**Task objective**: Which lines in the records below contain the word "xlabel"? Copy each of them.

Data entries

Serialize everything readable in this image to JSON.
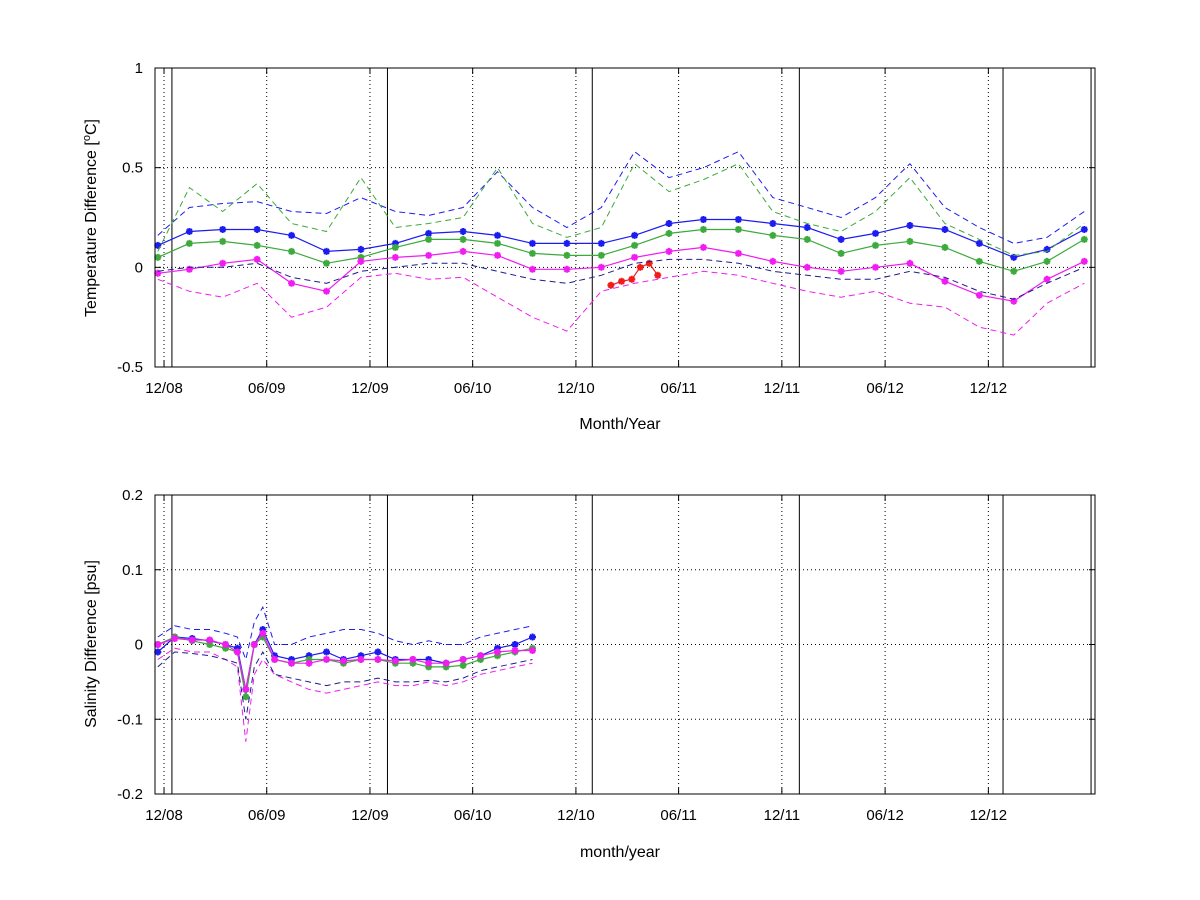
{
  "chart_data": [
    {
      "type": "line",
      "xlabel": "Month/Year",
      "ylabel": "Temperature Difference [",
      "ylabel_sup": "o",
      "ylabel_end": "C]",
      "xlim": [
        "2008-11-15",
        "2013-06-08"
      ],
      "ylim": [
        -0.5,
        1
      ],
      "yticks": [
        "1",
        "0.5",
        "0",
        "-0.5"
      ],
      "xticks": [
        "12/08",
        "06/09",
        "12/09",
        "06/10",
        "12/10",
        "06/11",
        "12/11",
        "06/12",
        "12/12"
      ],
      "xtick_dates": [
        "2008-12-01",
        "2009-06-01",
        "2009-12-01",
        "2010-06-01",
        "2010-12-01",
        "2011-06-01",
        "2011-12-01",
        "2012-06-01",
        "2012-12-01"
      ],
      "markers": [
        "2008-12-15",
        "2010-01-01",
        "2010-12-30",
        "2012-01-01",
        "2012-12-27",
        "2013-06-01"
      ],
      "grid": true,
      "colors": {
        "blue": "#1c1cf0",
        "green": "#3caa3c",
        "magenta": "#f01cf0",
        "red": "#f01c1c",
        "darkblue": "#1c1c8c"
      },
      "series": [
        {
          "color": "blue",
          "style": "marker-line",
          "x": [
            "2008-11-20",
            "2009-01-15",
            "2009-03-15",
            "2009-05-15",
            "2009-07-15",
            "2009-09-15",
            "2009-11-15",
            "2010-01-15",
            "2010-03-15",
            "2010-05-15",
            "2010-07-15",
            "2010-09-15",
            "2010-11-15",
            "2011-01-15",
            "2011-03-15",
            "2011-05-15",
            "2011-07-15",
            "2011-09-15",
            "2011-11-15",
            "2012-01-15",
            "2012-03-15",
            "2012-05-15",
            "2012-07-15",
            "2012-09-15",
            "2012-11-15",
            "2013-01-15",
            "2013-03-15",
            "2013-05-20"
          ],
          "y": [
            0.11,
            0.18,
            0.19,
            0.19,
            0.16,
            0.08,
            0.09,
            0.12,
            0.17,
            0.18,
            0.16,
            0.12,
            0.12,
            0.12,
            0.16,
            0.22,
            0.24,
            0.24,
            0.22,
            0.2,
            0.14,
            0.17,
            0.21,
            0.19,
            0.12,
            0.05,
            0.09,
            0.19
          ]
        },
        {
          "color": "green",
          "style": "marker-line",
          "x": [
            "2008-11-20",
            "2009-01-15",
            "2009-03-15",
            "2009-05-15",
            "2009-07-15",
            "2009-09-15",
            "2009-11-15",
            "2010-01-15",
            "2010-03-15",
            "2010-05-15",
            "2010-07-15",
            "2010-09-15",
            "2010-11-15",
            "2011-01-15",
            "2011-03-15",
            "2011-05-15",
            "2011-07-15",
            "2011-09-15",
            "2011-11-15",
            "2012-01-15",
            "2012-03-15",
            "2012-05-15",
            "2012-07-15",
            "2012-09-15",
            "2012-11-15",
            "2013-01-15",
            "2013-03-15",
            "2013-05-20"
          ],
          "y": [
            0.05,
            0.12,
            0.13,
            0.11,
            0.08,
            0.02,
            0.05,
            0.1,
            0.14,
            0.14,
            0.12,
            0.07,
            0.06,
            0.06,
            0.11,
            0.17,
            0.19,
            0.19,
            0.16,
            0.14,
            0.07,
            0.11,
            0.13,
            0.1,
            0.03,
            -0.02,
            0.03,
            0.14
          ]
        },
        {
          "color": "magenta",
          "style": "marker-line",
          "x": [
            "2008-11-20",
            "2009-01-15",
            "2009-03-15",
            "2009-05-15",
            "2009-07-15",
            "2009-09-15",
            "2009-11-15",
            "2010-01-15",
            "2010-03-15",
            "2010-05-15",
            "2010-07-15",
            "2010-09-15",
            "2010-11-15",
            "2011-01-15",
            "2011-03-15",
            "2011-05-15",
            "2011-07-15",
            "2011-09-15",
            "2011-11-15",
            "2012-01-15",
            "2012-03-15",
            "2012-05-15",
            "2012-07-15",
            "2012-09-15",
            "2012-11-15",
            "2013-01-15",
            "2013-03-15",
            "2013-05-20"
          ],
          "y": [
            -0.03,
            -0.01,
            0.02,
            0.04,
            -0.08,
            -0.12,
            0.03,
            0.05,
            0.06,
            0.08,
            0.06,
            -0.01,
            -0.01,
            0.0,
            0.05,
            0.08,
            0.1,
            0.07,
            0.03,
            0.0,
            -0.02,
            0.0,
            0.02,
            -0.07,
            -0.14,
            -0.17,
            -0.06,
            0.03
          ]
        },
        {
          "color": "red",
          "style": "marker-line",
          "x": [
            "2011-02-01",
            "2011-02-20",
            "2011-03-10",
            "2011-03-25",
            "2011-04-10",
            "2011-04-25"
          ],
          "y": [
            -0.09,
            -0.07,
            -0.06,
            0.0,
            0.02,
            -0.04
          ]
        },
        {
          "color": "blue",
          "style": "dashed",
          "x": [
            "2008-11-20",
            "2009-01-15",
            "2009-03-15",
            "2009-05-15",
            "2009-07-15",
            "2009-09-15",
            "2009-11-15",
            "2010-01-15",
            "2010-03-15",
            "2010-05-15",
            "2010-07-15",
            "2010-09-15",
            "2010-11-15",
            "2011-01-15",
            "2011-03-15",
            "2011-05-15",
            "2011-07-15",
            "2011-09-15",
            "2011-11-15",
            "2012-01-15",
            "2012-03-15",
            "2012-05-15",
            "2012-07-15",
            "2012-09-15",
            "2012-11-15",
            "2013-01-15",
            "2013-03-15",
            "2013-05-20"
          ],
          "y": [
            0.16,
            0.3,
            0.32,
            0.33,
            0.28,
            0.27,
            0.35,
            0.28,
            0.26,
            0.3,
            0.48,
            0.3,
            0.2,
            0.3,
            0.58,
            0.45,
            0.5,
            0.58,
            0.35,
            0.3,
            0.25,
            0.35,
            0.52,
            0.3,
            0.2,
            0.12,
            0.15,
            0.28
          ]
        },
        {
          "color": "green",
          "style": "dashed",
          "x": [
            "2008-11-20",
            "2009-01-15",
            "2009-03-15",
            "2009-05-15",
            "2009-07-15",
            "2009-09-15",
            "2009-11-15",
            "2010-01-15",
            "2010-03-15",
            "2010-05-15",
            "2010-07-15",
            "2010-09-15",
            "2010-11-15",
            "2011-01-15",
            "2011-03-15",
            "2011-05-15",
            "2011-07-15",
            "2011-09-15",
            "2011-11-15",
            "2012-01-15",
            "2012-03-15",
            "2012-05-15",
            "2012-07-15",
            "2012-09-15",
            "2012-11-15",
            "2013-01-15",
            "2013-03-15",
            "2013-05-20"
          ],
          "y": [
            0.08,
            0.4,
            0.28,
            0.42,
            0.22,
            0.18,
            0.45,
            0.2,
            0.22,
            0.25,
            0.5,
            0.22,
            0.15,
            0.2,
            0.52,
            0.38,
            0.44,
            0.52,
            0.28,
            0.22,
            0.18,
            0.28,
            0.45,
            0.22,
            0.14,
            0.06,
            0.08,
            0.22
          ]
        },
        {
          "color": "magenta",
          "style": "dashed",
          "x": [
            "2008-11-20",
            "2009-01-15",
            "2009-03-15",
            "2009-05-15",
            "2009-07-15",
            "2009-09-15",
            "2009-11-15",
            "2010-01-15",
            "2010-03-15",
            "2010-05-15",
            "2010-07-15",
            "2010-09-15",
            "2010-11-15",
            "2011-01-15",
            "2011-03-15",
            "2011-05-15",
            "2011-07-15",
            "2011-09-15",
            "2011-11-15",
            "2012-01-15",
            "2012-03-15",
            "2012-05-15",
            "2012-07-15",
            "2012-09-15",
            "2012-11-15",
            "2013-01-15",
            "2013-03-15",
            "2013-05-20"
          ],
          "y": [
            -0.06,
            -0.12,
            -0.15,
            -0.08,
            -0.25,
            -0.2,
            -0.05,
            -0.03,
            -0.06,
            -0.05,
            -0.15,
            -0.25,
            -0.32,
            -0.12,
            -0.08,
            -0.05,
            -0.02,
            -0.04,
            -0.08,
            -0.12,
            -0.15,
            -0.12,
            -0.18,
            -0.2,
            -0.3,
            -0.34,
            -0.18,
            -0.08
          ]
        },
        {
          "color": "darkblue",
          "style": "dashed",
          "x": [
            "2008-11-20",
            "2009-01-15",
            "2009-03-15",
            "2009-05-15",
            "2009-07-15",
            "2009-09-15",
            "2009-11-15",
            "2010-01-15",
            "2010-03-15",
            "2010-05-15",
            "2010-07-15",
            "2010-09-15",
            "2010-11-15",
            "2011-01-15",
            "2011-03-15",
            "2011-05-15",
            "2011-07-15",
            "2011-09-15",
            "2011-11-15",
            "2012-01-15",
            "2012-03-15",
            "2012-05-15",
            "2012-07-15",
            "2012-09-15",
            "2012-11-15",
            "2013-01-15",
            "2013-03-15",
            "2013-05-20"
          ],
          "y": [
            -0.02,
            0.0,
            0.0,
            0.02,
            -0.05,
            -0.08,
            -0.02,
            0.0,
            0.02,
            0.02,
            -0.02,
            -0.06,
            -0.08,
            -0.04,
            0.02,
            0.04,
            0.04,
            0.02,
            -0.02,
            -0.04,
            -0.06,
            -0.06,
            -0.02,
            -0.05,
            -0.12,
            -0.16,
            -0.08,
            0.0
          ]
        }
      ]
    },
    {
      "type": "line",
      "xlabel": "month/year",
      "ylabel": "Salinity Difference [psu]",
      "xlim": [
        "2008-11-15",
        "2013-06-08"
      ],
      "ylim": [
        -0.2,
        0.2
      ],
      "yticks": [
        "0.2",
        "0.1",
        "0",
        "-0.1",
        "-0.2"
      ],
      "xticks": [
        "12/08",
        "06/09",
        "12/09",
        "06/10",
        "12/10",
        "06/11",
        "12/11",
        "06/12",
        "12/12"
      ],
      "xtick_dates": [
        "2008-12-01",
        "2009-06-01",
        "2009-12-01",
        "2010-06-01",
        "2010-12-01",
        "2011-06-01",
        "2011-12-01",
        "2012-06-01",
        "2012-12-01"
      ],
      "markers": [
        "2008-12-15",
        "2010-01-01",
        "2010-12-30",
        "2012-01-01",
        "2012-12-27",
        "2013-06-01"
      ],
      "grid": true,
      "colors": {
        "blue": "#1c1cf0",
        "green": "#3caa3c",
        "magenta": "#f01cf0",
        "darkblue": "#1c1c8c"
      },
      "series": [
        {
          "color": "blue",
          "style": "marker-line",
          "x": [
            "2008-11-20",
            "2008-12-20",
            "2009-01-20",
            "2009-02-20",
            "2009-03-20",
            "2009-04-10",
            "2009-04-25",
            "2009-05-10",
            "2009-05-25",
            "2009-06-15",
            "2009-07-15",
            "2009-08-15",
            "2009-09-15",
            "2009-10-15",
            "2009-11-15",
            "2009-12-15",
            "2010-01-15",
            "2010-02-15",
            "2010-03-15",
            "2010-04-15",
            "2010-05-15",
            "2010-06-15",
            "2010-07-15",
            "2010-08-15",
            "2010-09-15"
          ],
          "y": [
            -0.01,
            0.01,
            0.008,
            0.005,
            0.0,
            -0.005,
            -0.06,
            0.0,
            0.02,
            -0.015,
            -0.02,
            -0.015,
            -0.01,
            -0.02,
            -0.015,
            -0.01,
            -0.02,
            -0.02,
            -0.02,
            -0.025,
            -0.02,
            -0.015,
            -0.005,
            0.0,
            0.01
          ]
        },
        {
          "color": "green",
          "style": "marker-line",
          "x": [
            "2008-11-20",
            "2008-12-20",
            "2009-01-20",
            "2009-02-20",
            "2009-03-20",
            "2009-04-10",
            "2009-04-25",
            "2009-05-10",
            "2009-05-25",
            "2009-06-15",
            "2009-07-15",
            "2009-08-15",
            "2009-09-15",
            "2009-10-15",
            "2009-11-15",
            "2009-12-15",
            "2010-01-15",
            "2010-02-15",
            "2010-03-15",
            "2010-04-15",
            "2010-05-15",
            "2010-06-15",
            "2010-07-15",
            "2010-08-15",
            "2010-09-15"
          ],
          "y": [
            0.0,
            0.01,
            0.005,
            0.0,
            -0.005,
            -0.01,
            -0.07,
            0.0,
            0.01,
            -0.02,
            -0.025,
            -0.02,
            -0.02,
            -0.025,
            -0.02,
            -0.02,
            -0.025,
            -0.025,
            -0.03,
            -0.03,
            -0.028,
            -0.02,
            -0.015,
            -0.01,
            -0.005
          ]
        },
        {
          "color": "magenta",
          "style": "marker-line",
          "x": [
            "2008-11-20",
            "2008-12-20",
            "2009-01-20",
            "2009-02-20",
            "2009-03-20",
            "2009-04-10",
            "2009-04-25",
            "2009-05-10",
            "2009-05-25",
            "2009-06-15",
            "2009-07-15",
            "2009-08-15",
            "2009-09-15",
            "2009-10-15",
            "2009-11-15",
            "2009-12-15",
            "2010-01-15",
            "2010-02-15",
            "2010-03-15",
            "2010-04-15",
            "2010-05-15",
            "2010-06-15",
            "2010-07-15",
            "2010-08-15",
            "2010-09-15"
          ],
          "y": [
            0.0,
            0.008,
            0.006,
            0.006,
            0.0,
            -0.01,
            -0.06,
            0.0,
            0.015,
            -0.02,
            -0.025,
            -0.025,
            -0.02,
            -0.022,
            -0.02,
            -0.02,
            -0.022,
            -0.02,
            -0.025,
            -0.025,
            -0.02,
            -0.015,
            -0.01,
            -0.008,
            -0.008
          ]
        },
        {
          "color": "blue",
          "style": "dashed",
          "x": [
            "2008-11-20",
            "2008-12-20",
            "2009-01-20",
            "2009-02-20",
            "2009-03-20",
            "2009-04-10",
            "2009-04-25",
            "2009-05-10",
            "2009-05-25",
            "2009-06-15",
            "2009-07-15",
            "2009-08-15",
            "2009-09-15",
            "2009-10-15",
            "2009-11-15",
            "2009-12-15",
            "2010-01-15",
            "2010-02-15",
            "2010-03-15",
            "2010-04-15",
            "2010-05-15",
            "2010-06-15",
            "2010-07-15",
            "2010-08-15",
            "2010-09-15"
          ],
          "y": [
            0.01,
            0.025,
            0.02,
            0.02,
            0.015,
            0.01,
            -0.02,
            0.03,
            0.05,
            0.0,
            0.0,
            0.01,
            0.015,
            0.02,
            0.02,
            0.015,
            0.005,
            0.0,
            0.005,
            0.0,
            0.0,
            0.01,
            0.015,
            0.02,
            0.025
          ]
        },
        {
          "color": "magenta",
          "style": "dashed",
          "x": [
            "2008-11-20",
            "2008-12-20",
            "2009-01-20",
            "2009-02-20",
            "2009-03-20",
            "2009-04-10",
            "2009-04-25",
            "2009-05-10",
            "2009-05-25",
            "2009-06-15",
            "2009-07-15",
            "2009-08-15",
            "2009-09-15",
            "2009-10-15",
            "2009-11-15",
            "2009-12-15",
            "2010-01-15",
            "2010-02-15",
            "2010-03-15",
            "2010-04-15",
            "2010-05-15",
            "2010-06-15",
            "2010-07-15",
            "2010-08-15",
            "2010-09-15"
          ],
          "y": [
            -0.02,
            -0.005,
            -0.01,
            -0.01,
            -0.02,
            -0.03,
            -0.13,
            -0.04,
            -0.02,
            -0.04,
            -0.05,
            -0.06,
            -0.065,
            -0.06,
            -0.055,
            -0.05,
            -0.055,
            -0.055,
            -0.05,
            -0.055,
            -0.05,
            -0.04,
            -0.035,
            -0.03,
            -0.025
          ]
        },
        {
          "color": "darkblue",
          "style": "dashed",
          "x": [
            "2008-11-20",
            "2008-12-20",
            "2009-01-20",
            "2009-02-20",
            "2009-03-20",
            "2009-04-10",
            "2009-04-25",
            "2009-05-10",
            "2009-05-25",
            "2009-06-15",
            "2009-07-15",
            "2009-08-15",
            "2009-09-15",
            "2009-10-15",
            "2009-11-15",
            "2009-12-15",
            "2010-01-15",
            "2010-02-15",
            "2010-03-15",
            "2010-04-15",
            "2010-05-15",
            "2010-06-15",
            "2010-07-15",
            "2010-08-15",
            "2010-09-15"
          ],
          "y": [
            -0.03,
            -0.01,
            -0.012,
            -0.015,
            -0.02,
            -0.025,
            -0.1,
            -0.03,
            -0.01,
            -0.04,
            -0.045,
            -0.05,
            -0.055,
            -0.05,
            -0.05,
            -0.045,
            -0.05,
            -0.05,
            -0.048,
            -0.05,
            -0.045,
            -0.035,
            -0.03,
            -0.025,
            -0.02
          ]
        }
      ]
    }
  ]
}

**Problem solution**:
      "xlabel": "Month/Year",
      "xlabel": "month/year",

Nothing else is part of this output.